_SET EXERCISE_:
Leave out the pictures and repeat everything else in the records exactly.

------------------------------------------------------------------------

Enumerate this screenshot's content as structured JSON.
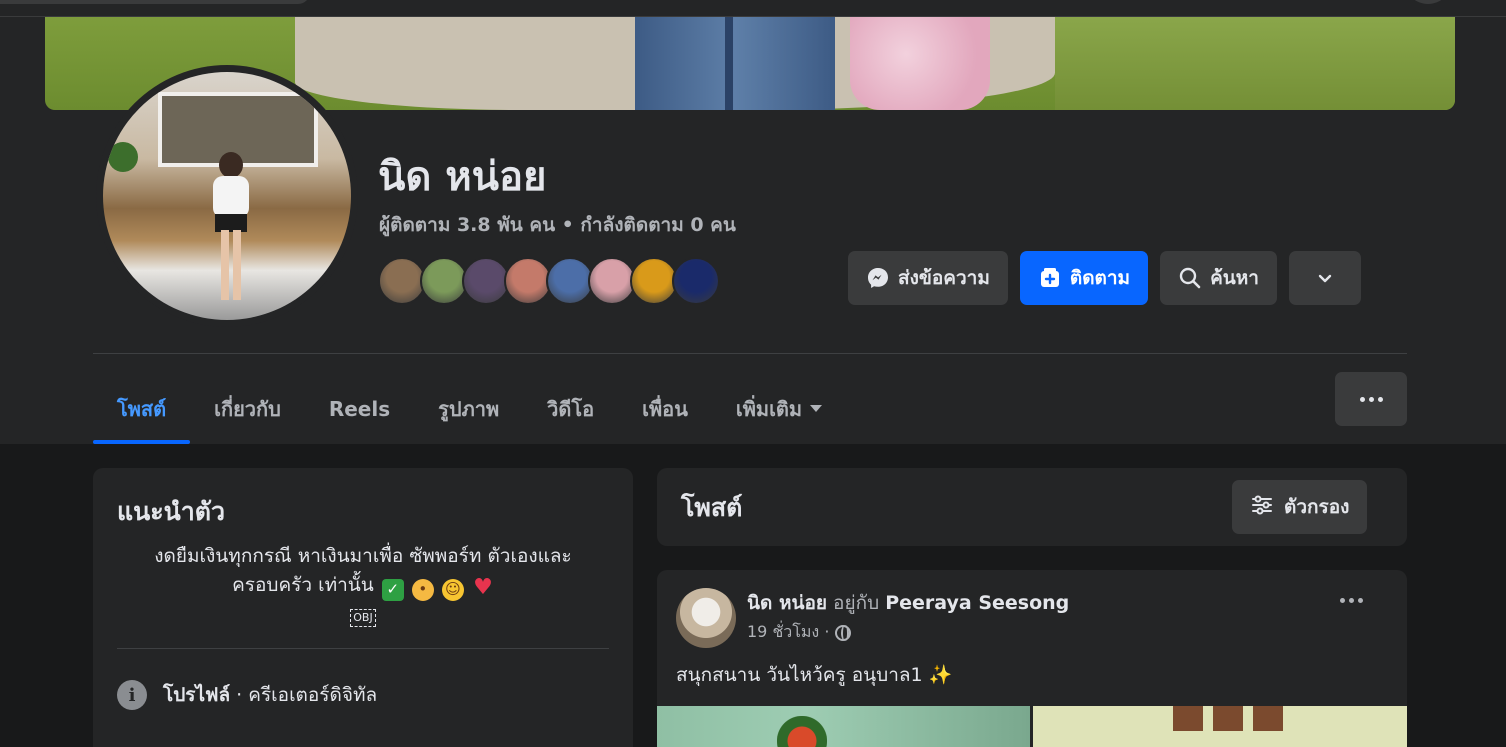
{
  "profile": {
    "name": "นิด หน่อย",
    "stats": "ผู้ติดตาม 3.8 พัน คน • กำลังติดตาม 0 คน"
  },
  "friend_avatar_colors": [
    "#8a6e52",
    "#7c9a5a",
    "#5a4a6a",
    "#c47a6a",
    "#4c6ea8",
    "#d8a0a8",
    "#d99a1a",
    "#1a2a6a"
  ],
  "actions": {
    "message_label": "ส่งข้อความ",
    "follow_label": "ติดตาม",
    "search_label": "ค้นหา"
  },
  "tabs": [
    {
      "label": "โพสต์",
      "active": true
    },
    {
      "label": "เกี่ยวกับ"
    },
    {
      "label": "Reels"
    },
    {
      "label": "รูปภาพ"
    },
    {
      "label": "วิดีโอ"
    },
    {
      "label": "เพื่อน"
    },
    {
      "label": "เพิ่มเติม"
    }
  ],
  "intro": {
    "title": "แนะนำตัว",
    "bio_line1": "งดยืมเงินทุกกรณี หาเงินมาเพื่อ ซัพพอร์ท ตัวเองและ",
    "bio_line2": "ครอบครัว เท่านั้น",
    "obj": "OBJ",
    "profile_label": "โปรไฟล์",
    "profile_category": " · ครีเอเตอร์ดิจิทัล"
  },
  "posts": {
    "title": "โพสต์",
    "filter_label": "ตัวกรอง"
  },
  "post": {
    "author": "นิด หน่อย",
    "with_text": " อยู่กับ ",
    "tagged": "Peeraya Seesong",
    "time": "19 ชั่วโมง ·",
    "text": "สนุกสนาน วันไหว้ครู อนุบาล1 ✨"
  },
  "colors": {
    "accent": "#0866ff",
    "active_tab": "#4599ff",
    "background": "#18191a",
    "surface": "#242526"
  }
}
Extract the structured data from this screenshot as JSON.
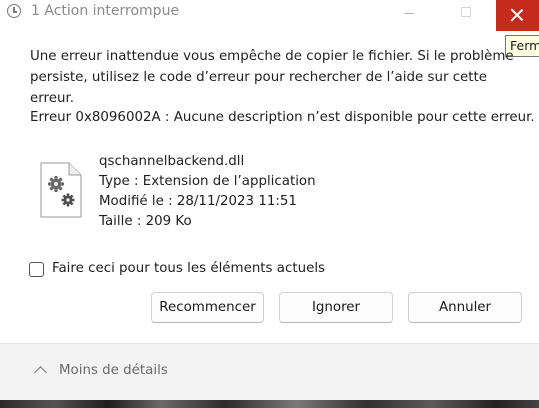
{
  "window": {
    "title": "1 Action interrompue",
    "tooltip": "Ferm"
  },
  "message": {
    "text": "Une erreur inattendue vous empêche de copier le fichier. Si le problème persiste, utilisez le code d’erreur pour rechercher de l’aide sur cette erreur.",
    "error": "Erreur 0x8096002A : Aucune description n’est disponible pour cette erreur."
  },
  "file": {
    "icon": "settings-file-icon",
    "name": "qschannelbackend.dll",
    "type": "Type : Extension de l’application",
    "modified": "Modifié le : 28/11/2023 11:51",
    "size": "Taille : 209 Ko"
  },
  "checkbox": {
    "label": "Faire ceci pour tous les éléments actuels",
    "checked": false
  },
  "buttons": {
    "retry": "Recommencer",
    "ignore": "Ignorer",
    "cancel": "Annuler"
  },
  "footer": {
    "details_label": "Moins de détails"
  },
  "colors": {
    "close_button": "#c42b1c",
    "footer_bg": "#f3f3f3",
    "tooltip_bg": "#ffffe1"
  }
}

------------------------------------------------------------------------

_FINISHED EXERCISE_:
Enumerate this screenshot's content as structured JSON.
{
  "profile": {
    "name": "นิด หน่อย",
    "stats": "ผู้ติดตาม 3.8 พัน คน • กำลังติดตาม 0 คน"
  },
  "friend_avatar_colors": [
    "#8a6e52",
    "#7c9a5a",
    "#5a4a6a",
    "#c47a6a",
    "#4c6ea8",
    "#d8a0a8",
    "#d99a1a",
    "#1a2a6a"
  ],
  "actions": {
    "message_label": "ส่งข้อความ",
    "follow_label": "ติดตาม",
    "search_label": "ค้นหา"
  },
  "tabs": [
    {
      "label": "โพสต์",
      "active": true
    },
    {
      "label": "เกี่ยวกับ"
    },
    {
      "label": "Reels"
    },
    {
      "label": "รูปภาพ"
    },
    {
      "label": "วิดีโอ"
    },
    {
      "label": "เพื่อน"
    },
    {
      "label": "เพิ่มเติม"
    }
  ],
  "intro": {
    "title": "แนะนำตัว",
    "bio_line1": "งดยืมเงินทุกกรณี หาเงินมาเพื่อ ซัพพอร์ท ตัวเองและ",
    "bio_line2": "ครอบครัว เท่านั้น",
    "obj": "OBJ",
    "profile_label": "โปรไฟล์",
    "profile_category": " · ครีเอเตอร์ดิจิทัล"
  },
  "posts": {
    "title": "โพสต์",
    "filter_label": "ตัวกรอง"
  },
  "post": {
    "author": "นิด หน่อย",
    "with_text": " อยู่กับ ",
    "tagged": "Peeraya Seesong",
    "time": "19 ชั่วโมง ·",
    "text": "สนุกสนาน วันไหว้ครู อนุบาล1 ✨"
  },
  "colors": {
    "accent": "#0866ff",
    "active_tab": "#4599ff",
    "background": "#18191a",
    "surface": "#242526"
  }
}
Extract the structured data from this screenshot as JSON.
{
  "window": {
    "title": "1 Action interrompue",
    "tooltip": "Ferm"
  },
  "message": {
    "text": "Une erreur inattendue vous empêche de copier le fichier. Si le problème persiste, utilisez le code d’erreur pour rechercher de l’aide sur cette erreur.",
    "error": "Erreur 0x8096002A : Aucune description n’est disponible pour cette erreur."
  },
  "file": {
    "icon": "settings-file-icon",
    "name": "qschannelbackend.dll",
    "type": "Type : Extension de l’application",
    "modified": "Modifié le : 28/11/2023 11:51",
    "size": "Taille : 209 Ko"
  },
  "checkbox": {
    "label": "Faire ceci pour tous les éléments actuels",
    "checked": false
  },
  "buttons": {
    "retry": "Recommencer",
    "ignore": "Ignorer",
    "cancel": "Annuler"
  },
  "footer": {
    "details_label": "Moins de détails"
  },
  "colors": {
    "close_button": "#c42b1c",
    "footer_bg": "#f3f3f3",
    "tooltip_bg": "#ffffe1"
  }
}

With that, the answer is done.